DOCUMENT SECTION.

The battle against desalination in the bay

Pub date September 14, 2010
WriterJoan Bennett

OPINION In July 2010, in one fell swoop, the Marin Municipal Water District’s board of directors ambushed an initiative that would force a public vote on an expensive an environmentally destructive desalination plant on the edge of the bay.

In August 2009, the board unanimously voted to approve an environmental study to pave the way for the desalination plant, which would suck up bay water, filter out the salt, and dump the briny extract back into the bay.

In response, a group of unpaid, grassroots volunteers gathered more than 18,000 signatures to qualify Measure T for the November ballot. The measure requires voter approval before up to $51 million in public money is spent on desalination planning.

On July 6, 2010, the board had a chance to avoid the ballot fight by adopting the proposed initiative as an ordinance. Instead, MMWD voted to “study” Measure T’s impact on desalination planning. And at a packed special four-hour meeting on July 26, the board announced that it decided to place its own rival initiative, Measure S, on the ballot, which allows the plant to move forward without delay.

Rows from a layout dataset:
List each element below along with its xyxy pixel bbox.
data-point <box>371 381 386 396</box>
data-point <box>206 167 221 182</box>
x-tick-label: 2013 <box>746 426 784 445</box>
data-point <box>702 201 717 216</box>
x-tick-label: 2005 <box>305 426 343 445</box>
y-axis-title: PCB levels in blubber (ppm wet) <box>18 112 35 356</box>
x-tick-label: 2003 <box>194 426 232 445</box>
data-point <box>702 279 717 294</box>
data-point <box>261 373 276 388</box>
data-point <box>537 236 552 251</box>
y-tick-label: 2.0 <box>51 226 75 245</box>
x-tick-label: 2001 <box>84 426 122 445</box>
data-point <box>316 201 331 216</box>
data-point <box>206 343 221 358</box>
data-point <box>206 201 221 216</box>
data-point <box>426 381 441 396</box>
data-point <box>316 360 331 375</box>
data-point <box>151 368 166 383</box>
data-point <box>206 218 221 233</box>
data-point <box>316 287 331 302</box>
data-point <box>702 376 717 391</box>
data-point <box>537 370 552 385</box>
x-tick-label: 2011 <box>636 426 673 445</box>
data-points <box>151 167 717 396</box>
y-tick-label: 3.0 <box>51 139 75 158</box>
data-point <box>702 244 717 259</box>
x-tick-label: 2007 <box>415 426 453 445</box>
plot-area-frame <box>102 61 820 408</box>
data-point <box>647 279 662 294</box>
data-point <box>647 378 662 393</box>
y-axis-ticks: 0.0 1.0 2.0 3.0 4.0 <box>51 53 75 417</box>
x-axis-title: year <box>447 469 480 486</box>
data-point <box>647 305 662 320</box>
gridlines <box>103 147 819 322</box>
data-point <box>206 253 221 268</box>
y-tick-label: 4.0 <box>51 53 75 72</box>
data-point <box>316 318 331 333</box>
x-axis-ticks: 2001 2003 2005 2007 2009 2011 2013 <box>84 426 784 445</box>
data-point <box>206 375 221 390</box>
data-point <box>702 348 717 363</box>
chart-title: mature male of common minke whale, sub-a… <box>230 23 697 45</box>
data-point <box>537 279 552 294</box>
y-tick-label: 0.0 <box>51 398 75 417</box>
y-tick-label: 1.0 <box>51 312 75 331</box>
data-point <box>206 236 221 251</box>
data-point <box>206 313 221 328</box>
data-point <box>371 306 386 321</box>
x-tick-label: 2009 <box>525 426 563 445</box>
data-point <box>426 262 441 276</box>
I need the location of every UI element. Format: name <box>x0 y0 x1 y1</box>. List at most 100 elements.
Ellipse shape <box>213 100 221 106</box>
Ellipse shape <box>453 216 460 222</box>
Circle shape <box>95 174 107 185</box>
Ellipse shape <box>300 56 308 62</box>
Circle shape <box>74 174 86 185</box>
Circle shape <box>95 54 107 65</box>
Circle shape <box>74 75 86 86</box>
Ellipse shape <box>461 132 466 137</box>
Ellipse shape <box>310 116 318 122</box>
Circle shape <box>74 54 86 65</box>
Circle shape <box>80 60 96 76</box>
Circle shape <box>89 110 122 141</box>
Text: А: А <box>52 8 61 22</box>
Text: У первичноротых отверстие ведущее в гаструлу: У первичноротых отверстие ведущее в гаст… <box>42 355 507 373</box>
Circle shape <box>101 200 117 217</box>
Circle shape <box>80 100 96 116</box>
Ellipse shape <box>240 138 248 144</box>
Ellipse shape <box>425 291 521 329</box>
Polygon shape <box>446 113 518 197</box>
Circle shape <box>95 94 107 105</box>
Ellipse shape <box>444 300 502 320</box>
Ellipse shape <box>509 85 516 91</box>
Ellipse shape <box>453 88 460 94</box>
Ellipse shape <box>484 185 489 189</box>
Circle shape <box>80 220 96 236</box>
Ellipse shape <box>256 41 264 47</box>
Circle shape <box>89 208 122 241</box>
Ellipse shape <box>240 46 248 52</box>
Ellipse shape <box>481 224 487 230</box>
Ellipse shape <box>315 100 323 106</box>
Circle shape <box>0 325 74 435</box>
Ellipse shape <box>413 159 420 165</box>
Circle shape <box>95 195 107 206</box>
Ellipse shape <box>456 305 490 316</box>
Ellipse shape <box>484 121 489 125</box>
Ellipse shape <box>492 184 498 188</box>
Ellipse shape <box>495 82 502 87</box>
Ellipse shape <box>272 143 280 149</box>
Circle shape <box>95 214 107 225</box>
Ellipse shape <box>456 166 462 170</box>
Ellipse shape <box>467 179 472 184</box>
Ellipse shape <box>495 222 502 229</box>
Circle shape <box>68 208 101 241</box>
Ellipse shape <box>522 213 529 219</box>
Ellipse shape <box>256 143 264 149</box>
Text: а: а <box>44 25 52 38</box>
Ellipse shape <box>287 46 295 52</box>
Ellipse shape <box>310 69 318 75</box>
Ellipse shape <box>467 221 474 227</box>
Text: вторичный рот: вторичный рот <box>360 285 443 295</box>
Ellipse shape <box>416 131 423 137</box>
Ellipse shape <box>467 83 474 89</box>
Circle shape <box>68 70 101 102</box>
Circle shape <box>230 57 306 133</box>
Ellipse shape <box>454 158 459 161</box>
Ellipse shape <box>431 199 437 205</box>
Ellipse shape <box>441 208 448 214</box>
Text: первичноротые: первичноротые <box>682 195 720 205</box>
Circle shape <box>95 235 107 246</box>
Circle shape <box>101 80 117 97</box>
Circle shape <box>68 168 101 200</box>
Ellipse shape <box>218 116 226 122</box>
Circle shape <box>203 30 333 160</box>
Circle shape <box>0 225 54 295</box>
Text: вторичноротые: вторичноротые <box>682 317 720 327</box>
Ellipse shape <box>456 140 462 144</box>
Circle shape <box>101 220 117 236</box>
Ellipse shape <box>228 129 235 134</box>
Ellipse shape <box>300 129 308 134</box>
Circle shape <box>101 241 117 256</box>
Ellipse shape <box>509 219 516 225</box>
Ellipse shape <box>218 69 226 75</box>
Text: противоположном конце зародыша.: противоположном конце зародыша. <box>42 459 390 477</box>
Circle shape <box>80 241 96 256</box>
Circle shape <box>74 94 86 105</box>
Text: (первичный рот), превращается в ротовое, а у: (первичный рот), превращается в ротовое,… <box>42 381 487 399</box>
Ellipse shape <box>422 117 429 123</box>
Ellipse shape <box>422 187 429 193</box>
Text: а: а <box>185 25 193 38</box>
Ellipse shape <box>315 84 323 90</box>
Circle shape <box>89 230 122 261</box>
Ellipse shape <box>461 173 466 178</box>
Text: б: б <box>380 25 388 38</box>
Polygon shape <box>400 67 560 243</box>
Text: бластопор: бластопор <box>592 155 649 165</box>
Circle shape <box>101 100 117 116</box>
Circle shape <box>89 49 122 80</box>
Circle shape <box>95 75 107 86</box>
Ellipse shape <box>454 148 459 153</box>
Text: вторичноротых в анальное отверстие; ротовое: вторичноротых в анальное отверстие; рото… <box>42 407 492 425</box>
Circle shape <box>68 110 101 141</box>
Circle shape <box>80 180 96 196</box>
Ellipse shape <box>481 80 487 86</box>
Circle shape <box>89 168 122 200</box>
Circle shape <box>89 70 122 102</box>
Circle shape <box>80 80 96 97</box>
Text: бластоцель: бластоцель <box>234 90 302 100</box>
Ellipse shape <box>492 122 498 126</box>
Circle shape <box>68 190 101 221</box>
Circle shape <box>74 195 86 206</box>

COMPLETE THE FOLLOWING.
• A. For the desalination opinion piece, state whether each statement agrees with it, answering yes or no and quoting the deciding words: (i) Volunteers gathered more than 18,000 signatures to qualify Measure T for the ballot. (ii) In August 2009 the board was divided on approving the environmental study. (iii) On July 6, 2010, the board adopted the proposed initiative as an ordinance.
• B. Echo the desalination opinion piece word for word, starting at "In response, a" and ending at "forward without delay.".
• C. Proceed with the opinion piece about desalination in the bay from the point where it stops.
The records have no connection to the opinion piece about desalination in the bay.

ANSWERS TO THE TASKS.
• A.
(i) Yes: "a group of unpaid, grassroots volunteers gathered more than 18,000 signatures to qualify Measure T for the November ballot"
(ii) No: "the board unanimously voted to approve an environmental study"
(iii) No: "Instead, MMWD voted to “study” Measure T’s impact on desalination planning."

• B.
In response, a group of unpaid, grassroots volunteers gathered more than 18,000 signatures to qualify Measure T for the November ballot. The measure requires voter approval before up to $51 million in public money is spent on desalination planning.

On July 6, 2010, the board had a chance to avoid the ballot fight by adopting the proposed initiative as an ordinance. Instead, MMWD voted to “study” Measure T’s impact on desalination planning. And at a packed special four-hour meeting on July 26, the board announced that it decided to place its own rival initiative, Measure S, on the ballot, which allows the plant to move forward without delay.

• C.
Then, on Aug. 18, the board went a step further and enacted Measure S as law. Consequently, even if S loses in November, the path is cleared for the environmentally damaging project. And the only way it can be stopped is if Measure T wins.

MMWD argues that Measure T ties the agency’s hands and that the 18,000 signatories knew not what they signed. According to MMWD General Manager Paul Helliker (founding member of CalDesal, “a unified voice for water desalination in the Golden State,”) the actual cost of the plant could run as high as $400 million.

Measure T allows MMWD to study desalination, but the agency can’t start making concrete plans for the project — and start collecting permits and issuing multimillion dollar contracts — without a vote.

MMWD argues its desalination plant is a small capital expenditure for ratepayers. As one Measure T proponent, Bill Rothman, observed, MMWD’s profligate spending needs to be checked because its hands are “in our pockets.” In the past three years, for example, ratepayers have shelled out $252,176 in benefits to directors. It’s no wonder MMWD is drowning in $2.56 million in debt.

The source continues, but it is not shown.